### [What to do]
**1.** Update the passage of the long-term care text between "As the saying" and "still wasn’t enough.", inclusive, so that "paid-off home" becomes "mortgage-free home".
**2.** Translate this sentence from the long-term care text into Spanish: "They did everything right — but it still wasn't enough."

### [Selected text]

----

Spouse or adult children become default caregivers, often leaving the workforce entirely

Professional care is funded; family stays in their careers and relationships without being forced into caregiver roles

Retirement Security

One LTC event can wipe out 10–15 years of savings in just 2–3 years of care costs

Care costs are ring-fenced; savings, investments, and income streams remain on track

Legacy

Assets depleted by care; little or nothing left to pass to children or a surviving spouse

If LTC benefits are never triggered, a death benefit is paid — the investment never simply disappears

Timing

Reactive — decisions made in a crisis, under duress, with no options and no leverage

Proactive — decided while healthy and insurable, at the lowest possible cost point

Costs Today

$0 today. $300K–$500K+ later — paid entirely from personal assets with no offset

A predictable monthly premium, often available via payroll deduction with group plan pricing


The Story That Makes It Real

As the saying goes, “data moves minds” - however, it’s really stories that move people. In the LTC conversation, there is no more powerful story than one that comes from someone who has lived through it. Let me share an example. 

Bob and Carol: The Medicaid Spend-Down

Bob and Carol spent over 35 years building a life together. But once Bob reached the age of 73, he began experiencing dementia symptoms, was ultimately diagnosed, and became in need of care. They had about $280,000 in savings and a paid-off home. They did everything right — but it still wasn’t enough.

----

[Document understanding data]
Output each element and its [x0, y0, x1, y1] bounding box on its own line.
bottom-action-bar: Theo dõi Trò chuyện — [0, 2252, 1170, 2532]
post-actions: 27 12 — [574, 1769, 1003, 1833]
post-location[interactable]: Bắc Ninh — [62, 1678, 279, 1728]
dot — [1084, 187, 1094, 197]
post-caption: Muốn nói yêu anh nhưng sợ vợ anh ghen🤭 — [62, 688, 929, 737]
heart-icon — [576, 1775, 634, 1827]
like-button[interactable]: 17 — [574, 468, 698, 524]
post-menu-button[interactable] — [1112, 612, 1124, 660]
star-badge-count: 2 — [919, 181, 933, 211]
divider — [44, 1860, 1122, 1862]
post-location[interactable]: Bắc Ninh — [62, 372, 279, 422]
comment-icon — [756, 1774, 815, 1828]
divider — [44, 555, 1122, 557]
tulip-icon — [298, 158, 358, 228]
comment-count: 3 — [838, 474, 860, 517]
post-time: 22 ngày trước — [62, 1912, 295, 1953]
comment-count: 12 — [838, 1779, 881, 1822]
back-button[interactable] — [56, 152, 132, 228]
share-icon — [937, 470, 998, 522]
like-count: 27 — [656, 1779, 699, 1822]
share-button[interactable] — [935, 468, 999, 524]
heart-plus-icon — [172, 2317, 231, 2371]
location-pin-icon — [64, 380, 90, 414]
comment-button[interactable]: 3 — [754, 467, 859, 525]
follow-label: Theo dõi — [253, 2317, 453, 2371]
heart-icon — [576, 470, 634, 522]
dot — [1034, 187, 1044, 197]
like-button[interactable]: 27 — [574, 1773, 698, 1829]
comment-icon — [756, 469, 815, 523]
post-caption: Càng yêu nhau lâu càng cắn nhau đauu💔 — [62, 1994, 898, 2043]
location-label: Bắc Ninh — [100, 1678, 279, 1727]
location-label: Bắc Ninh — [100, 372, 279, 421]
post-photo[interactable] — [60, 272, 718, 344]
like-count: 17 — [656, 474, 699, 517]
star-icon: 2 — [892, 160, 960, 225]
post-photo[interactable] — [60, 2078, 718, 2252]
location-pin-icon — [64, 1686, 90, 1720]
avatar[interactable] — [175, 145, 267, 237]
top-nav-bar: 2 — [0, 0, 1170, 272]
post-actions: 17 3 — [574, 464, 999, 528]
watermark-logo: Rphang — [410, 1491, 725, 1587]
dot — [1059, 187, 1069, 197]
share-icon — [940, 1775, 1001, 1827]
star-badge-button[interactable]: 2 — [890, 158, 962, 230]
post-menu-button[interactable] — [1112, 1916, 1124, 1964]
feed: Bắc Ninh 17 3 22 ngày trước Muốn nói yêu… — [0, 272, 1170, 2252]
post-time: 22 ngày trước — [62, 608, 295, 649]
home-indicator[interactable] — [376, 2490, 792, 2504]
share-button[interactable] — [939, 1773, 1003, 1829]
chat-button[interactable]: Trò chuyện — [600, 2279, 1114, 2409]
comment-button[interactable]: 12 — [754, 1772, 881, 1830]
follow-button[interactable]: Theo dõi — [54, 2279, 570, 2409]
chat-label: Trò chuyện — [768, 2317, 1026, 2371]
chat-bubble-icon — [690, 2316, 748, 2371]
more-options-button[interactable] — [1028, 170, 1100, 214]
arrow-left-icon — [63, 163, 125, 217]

----

### [Answers to the problems]
**1.**
As the saying goes, “data moves minds” - however, it’s really stories that move people. In the LTC conversation, there is no more powerful story than one that comes from someone who has lived through it. Let me share an example. 

Bob and Carol: The Medicaid Spend-Down

Bob and Carol spent over 35 years building a life together. But once Bob reached the age of 73, he began experiencing dementia symptoms, was ultimately diagnosed, and became in need of care. They had about $280,000 in savings and a mortgage-free home. They did everything right — but it still wasn’t enough.

**2.** Hicieron todo bien, pero aun así no fue suficiente.